[Excerpts from a figure dataset]
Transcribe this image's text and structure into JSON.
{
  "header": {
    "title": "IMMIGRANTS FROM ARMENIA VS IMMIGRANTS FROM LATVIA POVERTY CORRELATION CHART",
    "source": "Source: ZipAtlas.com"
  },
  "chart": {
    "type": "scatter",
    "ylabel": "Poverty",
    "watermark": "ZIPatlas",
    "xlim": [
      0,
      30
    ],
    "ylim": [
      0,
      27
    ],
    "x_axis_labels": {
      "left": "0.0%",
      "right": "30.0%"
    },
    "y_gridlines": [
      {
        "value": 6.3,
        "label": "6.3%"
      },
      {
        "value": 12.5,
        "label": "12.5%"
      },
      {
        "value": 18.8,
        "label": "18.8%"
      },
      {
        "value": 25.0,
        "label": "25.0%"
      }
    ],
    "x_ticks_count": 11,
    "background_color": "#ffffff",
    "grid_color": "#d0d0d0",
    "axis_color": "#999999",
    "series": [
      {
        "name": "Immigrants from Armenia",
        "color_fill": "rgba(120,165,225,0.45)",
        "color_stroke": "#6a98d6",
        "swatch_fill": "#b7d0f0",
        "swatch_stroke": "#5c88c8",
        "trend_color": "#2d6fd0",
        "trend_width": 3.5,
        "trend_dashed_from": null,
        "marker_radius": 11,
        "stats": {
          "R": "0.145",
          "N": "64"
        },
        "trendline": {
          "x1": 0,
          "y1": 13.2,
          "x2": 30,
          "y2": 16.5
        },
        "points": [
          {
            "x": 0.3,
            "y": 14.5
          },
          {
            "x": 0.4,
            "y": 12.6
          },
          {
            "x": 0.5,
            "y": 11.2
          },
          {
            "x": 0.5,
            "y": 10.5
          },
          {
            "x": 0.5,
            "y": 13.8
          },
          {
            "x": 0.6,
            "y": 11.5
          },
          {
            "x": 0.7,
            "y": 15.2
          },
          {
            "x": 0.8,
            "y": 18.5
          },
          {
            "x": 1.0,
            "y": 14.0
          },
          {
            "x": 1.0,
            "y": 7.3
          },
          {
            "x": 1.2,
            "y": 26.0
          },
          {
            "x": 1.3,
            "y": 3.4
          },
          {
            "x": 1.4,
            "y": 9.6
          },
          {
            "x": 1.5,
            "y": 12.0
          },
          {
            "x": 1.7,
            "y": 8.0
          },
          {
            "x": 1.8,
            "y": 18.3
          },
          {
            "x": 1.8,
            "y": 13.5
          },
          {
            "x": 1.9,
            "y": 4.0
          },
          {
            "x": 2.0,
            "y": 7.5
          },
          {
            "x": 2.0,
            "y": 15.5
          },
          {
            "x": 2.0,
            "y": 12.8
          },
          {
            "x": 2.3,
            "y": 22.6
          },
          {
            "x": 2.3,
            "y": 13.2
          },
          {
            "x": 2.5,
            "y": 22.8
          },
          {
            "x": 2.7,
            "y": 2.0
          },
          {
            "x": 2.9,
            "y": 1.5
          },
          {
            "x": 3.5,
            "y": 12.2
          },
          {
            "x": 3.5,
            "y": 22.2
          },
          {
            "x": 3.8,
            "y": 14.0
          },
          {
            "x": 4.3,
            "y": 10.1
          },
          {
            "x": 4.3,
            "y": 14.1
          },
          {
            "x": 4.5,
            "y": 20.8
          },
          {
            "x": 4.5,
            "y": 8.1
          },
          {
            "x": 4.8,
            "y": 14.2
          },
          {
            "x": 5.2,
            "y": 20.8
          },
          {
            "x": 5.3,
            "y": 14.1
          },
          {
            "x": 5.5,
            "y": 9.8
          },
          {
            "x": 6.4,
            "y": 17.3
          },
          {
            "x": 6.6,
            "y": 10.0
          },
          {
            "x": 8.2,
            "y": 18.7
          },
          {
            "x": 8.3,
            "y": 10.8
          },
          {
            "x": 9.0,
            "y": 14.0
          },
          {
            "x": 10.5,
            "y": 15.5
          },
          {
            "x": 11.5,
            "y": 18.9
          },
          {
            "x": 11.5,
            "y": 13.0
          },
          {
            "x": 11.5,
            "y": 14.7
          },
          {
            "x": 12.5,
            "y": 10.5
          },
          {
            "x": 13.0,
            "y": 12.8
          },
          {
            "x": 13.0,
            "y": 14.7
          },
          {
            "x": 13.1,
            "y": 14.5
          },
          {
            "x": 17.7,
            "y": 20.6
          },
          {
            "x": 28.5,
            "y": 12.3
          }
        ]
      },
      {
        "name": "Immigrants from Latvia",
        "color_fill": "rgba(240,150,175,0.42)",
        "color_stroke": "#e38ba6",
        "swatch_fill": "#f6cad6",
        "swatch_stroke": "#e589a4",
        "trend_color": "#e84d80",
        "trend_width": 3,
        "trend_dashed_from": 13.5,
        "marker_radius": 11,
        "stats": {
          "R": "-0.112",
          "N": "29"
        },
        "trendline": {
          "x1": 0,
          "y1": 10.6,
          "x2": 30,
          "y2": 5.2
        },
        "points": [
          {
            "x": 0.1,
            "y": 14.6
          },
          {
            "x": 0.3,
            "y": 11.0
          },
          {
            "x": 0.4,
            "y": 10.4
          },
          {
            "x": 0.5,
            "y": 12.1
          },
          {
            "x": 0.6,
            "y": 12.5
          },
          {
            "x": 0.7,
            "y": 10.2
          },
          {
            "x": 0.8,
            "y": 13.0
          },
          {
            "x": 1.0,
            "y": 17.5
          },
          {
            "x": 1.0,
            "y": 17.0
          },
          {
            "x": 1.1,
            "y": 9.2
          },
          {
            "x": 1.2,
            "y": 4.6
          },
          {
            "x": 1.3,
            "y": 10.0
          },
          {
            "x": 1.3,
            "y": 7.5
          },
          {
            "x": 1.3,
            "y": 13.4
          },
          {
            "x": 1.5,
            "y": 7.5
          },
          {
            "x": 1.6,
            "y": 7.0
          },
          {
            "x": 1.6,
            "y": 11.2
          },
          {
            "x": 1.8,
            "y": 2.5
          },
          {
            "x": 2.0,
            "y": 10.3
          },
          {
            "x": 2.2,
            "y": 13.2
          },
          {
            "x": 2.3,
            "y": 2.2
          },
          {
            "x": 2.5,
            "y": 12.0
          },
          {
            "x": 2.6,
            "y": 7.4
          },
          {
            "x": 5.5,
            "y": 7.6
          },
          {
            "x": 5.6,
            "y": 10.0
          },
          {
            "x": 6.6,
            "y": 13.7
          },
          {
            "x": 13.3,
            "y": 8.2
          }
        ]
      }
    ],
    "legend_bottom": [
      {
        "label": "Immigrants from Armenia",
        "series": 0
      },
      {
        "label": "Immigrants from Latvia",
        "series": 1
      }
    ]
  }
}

#### Work to complete:
Exact output of every entry is required.

#### Answer to the problem:
Transcribe this image's text and structure into JSON.
{
  "header": {
    "title": "IMMIGRANTS FROM ARMENIA VS IMMIGRANTS FROM LATVIA POVERTY CORRELATION CHART",
    "source": "Source: ZipAtlas.com"
  },
  "chart": {
    "type": "scatter",
    "ylabel": "Poverty",
    "watermark": "ZIPatlas",
    "xlim": [
      0,
      30
    ],
    "ylim": [
      0,
      27
    ],
    "x_axis_labels": {
      "left": "0.0%",
      "right": "30.0%"
    },
    "y_gridlines": [
      {
        "value": 6.3,
        "label": "6.3%"
      },
      {
        "value": 12.5,
        "label": "12.5%"
      },
      {
        "value": 18.8,
        "label": "18.8%"
      },
      {
        "value": 25.0,
        "label": "25.0%"
      }
    ],
    "x_ticks_count": 11,
    "background_color": "#ffffff",
    "grid_color": "#d0d0d0",
    "axis_color": "#999999",
    "series": [
      {
        "name": "Immigrants from Armenia",
        "color_fill": "rgba(120,165,225,0.45)",
        "color_stroke": "#6a98d6",
        "swatch_fill": "#b7d0f0",
        "swatch_stroke": "#5c88c8",
        "trend_color": "#2d6fd0",
        "trend_width": 3.5,
        "trend_dashed_from": null,
        "marker_radius": 11,
        "stats": {
          "R": "0.145",
          "N": "64"
        },
        "trendline": {
          "x1": 0,
          "y1": 13.2,
          "x2": 30,
          "y2": 16.5
        },
        "points": [
          {
            "x": 0.3,
            "y": 14.5
          },
          {
            "x": 0.4,
            "y": 12.6
          },
          {
            "x": 0.5,
            "y": 11.2
          },
          {
            "x": 0.5,
            "y": 10.5
          },
          {
            "x": 0.5,
            "y": 13.8
          },
          {
            "x": 0.6,
            "y": 11.5
          },
          {
            "x": 0.7,
            "y": 15.2
          },
          {
            "x": 0.8,
            "y": 18.5
          },
          {
            "x": 1.0,
            "y": 14.0
          },
          {
            "x": 1.0,
            "y": 7.3
          },
          {
            "x": 1.2,
            "y": 26.0
          },
          {
            "x": 1.3,
            "y": 3.4
          },
          {
            "x": 1.4,
            "y": 9.6
          },
          {
            "x": 1.5,
            "y": 12.0
          },
          {
            "x": 1.7,
            "y": 8.0
          },
          {
            "x": 1.8,
            "y": 18.3
          },
          {
            "x": 1.8,
            "y": 13.5
          },
          {
            "x": 1.9,
            "y": 4.0
          },
          {
            "x": 2.0,
            "y": 7.5
          },
          {
            "x": 2.0,
            "y": 15.5
          },
          {
            "x": 2.0,
            "y": 12.8
          },
          {
            "x": 2.3,
            "y": 22.6
          },
          {
            "x": 2.3,
            "y": 13.2
          },
          {
            "x": 2.5,
            "y": 22.8
          },
          {
            "x": 2.7,
            "y": 2.0
          },
          {
            "x": 2.9,
            "y": 1.5
          },
          {
            "x": 3.5,
            "y": 12.2
          },
          {
            "x": 3.5,
            "y": 22.2
          },
          {
            "x": 3.8,
            "y": 14.0
          },
          {
            "x": 4.3,
            "y": 10.1
          },
          {
            "x": 4.3,
            "y": 14.1
          },
          {
            "x": 4.5,
            "y": 20.8
          },
          {
            "x": 4.5,
            "y": 8.1
          },
          {
            "x": 4.8,
            "y": 14.2
          },
          {
            "x": 5.2,
            "y": 20.8
          },
          {
            "x": 5.3,
            "y": 14.1
          },
          {
            "x": 5.5,
            "y": 9.8
          },
          {
            "x": 6.4,
            "y": 17.3
          },
          {
            "x": 6.6,
            "y": 10.0
          },
          {
            "x": 8.2,
            "y": 18.7
          },
          {
            "x": 8.3,
            "y": 10.8
          },
          {
            "x": 9.0,
            "y": 14.0
          },
          {
            "x": 10.5,
            "y": 15.5
          },
          {
            "x": 11.5,
            "y": 18.9
          },
          {
            "x": 11.5,
            "y": 13.0
          },
          {
            "x": 11.5,
            "y": 14.7
          },
          {
            "x": 12.5,
            "y": 10.5
          },
          {
            "x": 13.0,
            "y": 12.8
          },
          {
            "x": 13.0,
            "y": 14.7
          },
          {
            "x": 13.1,
            "y": 14.5
          },
          {
            "x": 17.7,
            "y": 20.6
          },
          {
            "x": 28.5,
            "y": 12.3
          }
        ]
      },
      {
        "name": "Immigrants from Latvia",
        "color_fill": "rgba(240,150,175,0.42)",
        "color_stroke": "#e38ba6",
        "swatch_fill": "#f6cad6",
        "swatch_stroke": "#e589a4",
        "trend_color": "#e84d80",
        "trend_width": 3,
        "trend_dashed_from": 13.5,
        "marker_radius": 11,
        "stats": {
          "R": "-0.112",
          "N": "29"
        },
        "trendline": {
          "x1": 0,
          "y1": 10.6,
          "x2": 30,
          "y2": 5.2
        },
        "points": [
          {
            "x": 0.1,
            "y": 14.6
          },
          {
            "x": 0.3,
            "y": 11.0
          },
          {
            "x": 0.4,
            "y": 10.4
          },
          {
            "x": 0.5,
            "y": 12.1
          },
          {
            "x": 0.6,
            "y": 12.5
          },
          {
            "x": 0.7,
            "y": 10.2
          },
          {
            "x": 0.8,
            "y": 13.0
          },
          {
            "x": 1.0,
            "y": 17.5
          },
          {
            "x": 1.0,
            "y": 17.0
          },
          {
            "x": 1.1,
            "y": 9.2
          },
          {
            "x": 1.2,
            "y": 4.6
          },
          {
            "x": 1.3,
            "y": 10.0
          },
          {
            "x": 1.3,
            "y": 7.5
          },
          {
            "x": 1.3,
            "y": 13.4
          },
          {
            "x": 1.5,
            "y": 7.5
          },
          {
            "x": 1.6,
            "y": 7.0
          },
          {
            "x": 1.6,
            "y": 11.2
          },
          {
            "x": 1.8,
            "y": 2.5
          },
          {
            "x": 2.0,
            "y": 10.3
          },
          {
            "x": 2.2,
            "y": 13.2
          },
          {
            "x": 2.3,
            "y": 2.2
          },
          {
            "x": 2.5,
            "y": 12.0
          },
          {
            "x": 2.6,
            "y": 7.4
          },
          {
            "x": 5.5,
            "y": 7.6
          },
          {
            "x": 5.6,
            "y": 10.0
          },
          {
            "x": 6.6,
            "y": 13.7
          },
          {
            "x": 13.3,
            "y": 8.2
          }
        ]
      }
    ],
    "legend_bottom": [
      {
        "label": "Immigrants from Armenia",
        "series": 0
      },
      {
        "label": "Immigrants from Latvia",
        "series": 1
      }
    ]
  }
}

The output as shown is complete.